Extracted data entries:
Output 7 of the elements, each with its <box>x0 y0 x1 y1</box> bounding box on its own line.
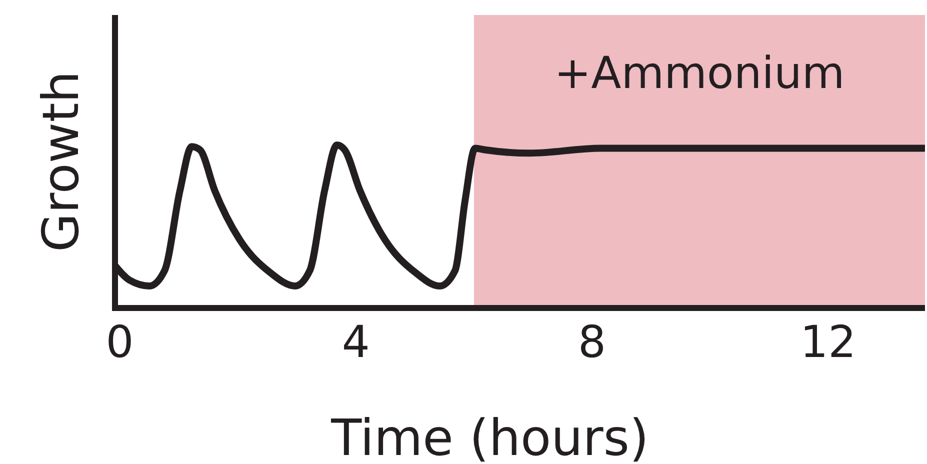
x-tick-label: 8 <box>578 317 606 368</box>
x-tick-label: 4 <box>342 317 370 368</box>
x-tick-label: 0 <box>106 317 134 368</box>
band-label: +Ammonium <box>554 48 845 99</box>
x-axis-title: Time (hours) <box>330 409 649 464</box>
y-axis-title: Growth <box>32 71 90 252</box>
x-tick-label: 12 <box>800 317 856 368</box>
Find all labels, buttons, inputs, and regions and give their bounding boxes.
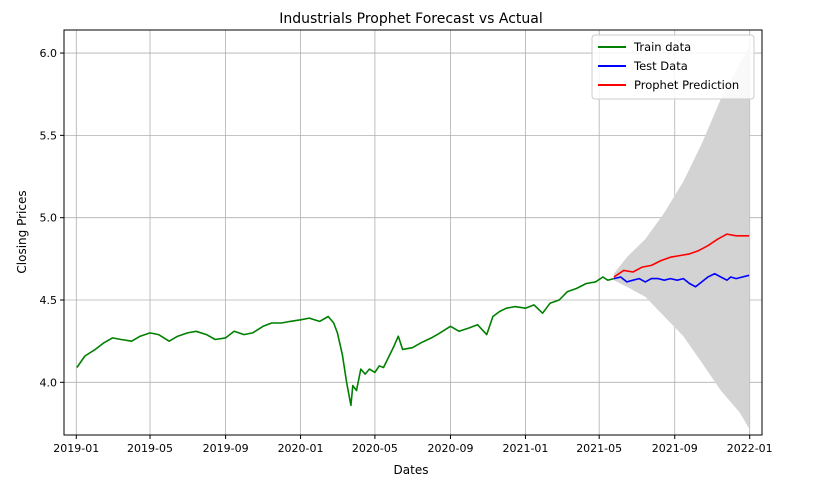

[Required task]
Lay out every line of the entries above as a Markdown table with two columns, Row and Line, where Row gives the row number. Skip blank lines and leave the pictures out.

[Output of the exercise]
| Row | Line |
|---|---|
| 1 | Output 7 of the elements, each with its <box>x0 y0 x1 y1</box> bounding box on its own line. |
| 2 | x-tick-label: 8 <box>578 317 606 368</box> |
| 3 | x-tick-label: 4 <box>342 317 370 368</box> |
| 4 | x-tick-label: 0 <box>106 317 134 368</box> |
| 5 | band-label: +Ammonium <box>554 48 845 99</box> |
| 6 | x-axis-title: Time (hours) <box>330 409 649 464</box> |
| 7 | y-axis-title: Growth <box>32 71 90 252</box> |
| 8 | x-tick-label: 12 <box>800 317 856 368</box> |
| 9 | Find all labels, buttons, inputs, and regions and give their bounding boxes. |